▶ [Short exercise 1]:
Translate this sentence from the article on the EDF–Areva merger into Spanish: "No new nuclear construction deals have been signed in France since 2007."
▶ [Short exercise 2]:
Pick up the article on the EDF–Areva merger after its final paragraph and extend it.

▶ [Page text]:

Energy & environment

A new chapter

Critics suggest the deal between EDF and Areva announced in June could turn out to be a poisoned chalice. We ask whether the new joint venture will be able to overcome the challenges ahead.

In June 2015, the French government made a decisive announcement. The nuclear groups Areva and EDF, which are both predominantly state-owned, would be merged to create a new joint venture. The resulting entity, Areva NP, will be controlled by EDF, leapfrogging the state utility to the top of the European nuclear game.

Nuclear fission has long been critical to France’s power sector. One of the few nations in the world to use nuclear as its primary source of energy, the country generates 418,001.4 GWh of electricity from nuclear fission each year, comprising over three quarters of the total electricity mix. And while President Francis Hollande is in favour of a partial nuclear phaseout, hoping to downgrade to 50% of the total by 2025, France remains a poster child for any country looking to reduce its reliance on fossil fuels.

Over the last few years, however, the industry has faced significant difficulties. No new nuclear construction deals have been signed in France since 2007. What is more, since the accident at Fukushima in Japan in 2011, public faith in nuclear safety has been eroded, with activists staging thousands of anti-nuclear protests.

Counting the losses

Despite slumping global demand, Areva does have reactors under construction, including one in Finland and one in Normandy. Once they are launched, these next-gen European Pressurised Reactors (EPRs) will aim to improve safety while enhancing economic competitiveness.

Unfortunately, both reactors are far from ready, having been accused of design flaws and poor quality control. The Finnish EPR (begun in 2005, and scheduled for completion in 2009) is now running nine years behind schedule, and its original budget has doubled. The Normandy EPR (begun in 2007, and due for completion in 2012) is arguably even worse off – running six years behind schedule, its estimated cost has been ramped up from €3bn to €10.5bn.

Earlier this year, Areva reported it had lost €4.8bn in 2014. It went on to announce it would axe 6,000 jobs, or around 14% of its workforce, as part of a €1bn cost-cutting plan. As crisis talks got underway, EDF did not hide its desire for a takeover. But, given the extent to which Areva had struggled, critics suggested the deal might be a ‘poisoned chalice’.

Philippe Varin, chairman of Areva, remarked that any deal would need to be truly financially viable. “The project must ensure financial closure for the short term. And over the long haul, it must ensure the new Areva is a robust actor,” he told Reuters in May.

Terms of the deal

Following tense negotiations, EDF finally got what it wished for. The deal will effectively rip out Areva’s core reactor business, and hand over the reins to EDF, leaving a minority strategic stake for Areva. Aveva’s secondary function, as a nuclear fuel management company, will remain under its own control.

“This merger will allow for an ambitious export policy and the future renewal of France’s nuclear power plants,” said the government, which owns 84.5% of EDF and 87% of Areva.

▶ [Data shown]:
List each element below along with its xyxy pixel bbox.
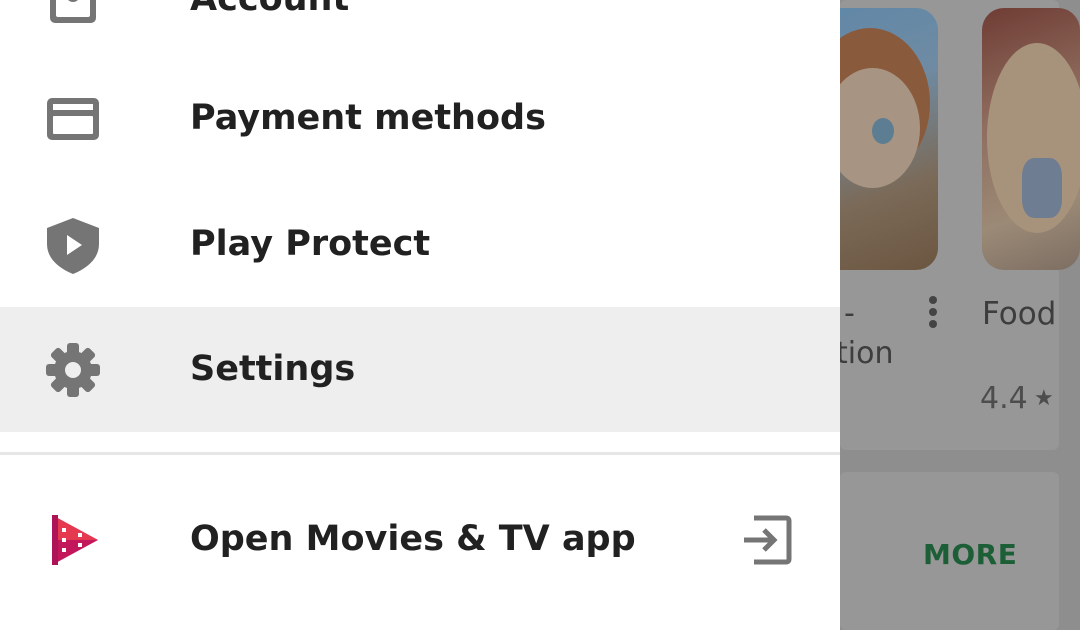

▶ [Response 1]:
No se han firmado nuevos acuerdos de construcción nuclear en Francia desde 2007.

▶ [Response 2]:
A timetable for the takeover was set out in late July. While a firm offer will not come until October, both companies agreed in principle that EDF would pay €2bn for a 75% stake in Areva NP. Prior to this announcement, an unnamed source had told Le Figaro that the true figure may be closer to €2.7bn.

Whatever the final terms, it seems certain that more money will be needed. Areva NP has said it will need €7bn in capital in the next two years, meaning other sources will be required to make up the difference. While Aveva itself expects to secure €0.4bn from the sale of assets, alongside €1.2bn from equity financing, it is expected that at least €4bn will come from the public purse.

It is also thought the government will shield the new company from the risks associated with the EPR in Finland. As losses continue to heap up, and disputes rumble on, both Areva and EDF have said they are “completely immunised”, meaning the funds are likely to originate from the taxpayer.

Plan of action

Areva’s CEO Philippe Knoche said the agreement with EDF represented ‘very significant progress’. Citing his commitment to the downsized business – which would be transformed into ‘a competitive company refocused on its core business, the nuclear fuel cycle’ – he talked of the need to move beyond crisis management, and into a long-term plan.

“[The] next months will be key to continued success in the execution of this transformation plan, by keeping safety, the customer and social dialogue at the centre of our action,” he said on a statement. “One of the priorities will be to draw the organisation of two companies, different and linked by a strategic partnership at the same time.”

Areva NP’s new CEO and president was announced as Bernard Fontana, previously the CEO of Holcim Ltd. He joined the company on September 1st, stating in a release: “I am happy to join the group to lead Areva NP, a major French and international company known throughout the world for its expertise and its technologies. My objective is to work, with the support of employees, to write a new chapter in the company’s history.”

As the final pieces of the partnership fall into place, it is clear that the merged entity will have challenges on the horizon. Tasked not only with turning round the fortunes of the EPR plants under development, but also beginning the formidable task of replacing France’s existing fleet of reactors, Areva NP will need to work hard to make inroads in both the domestic and international markets.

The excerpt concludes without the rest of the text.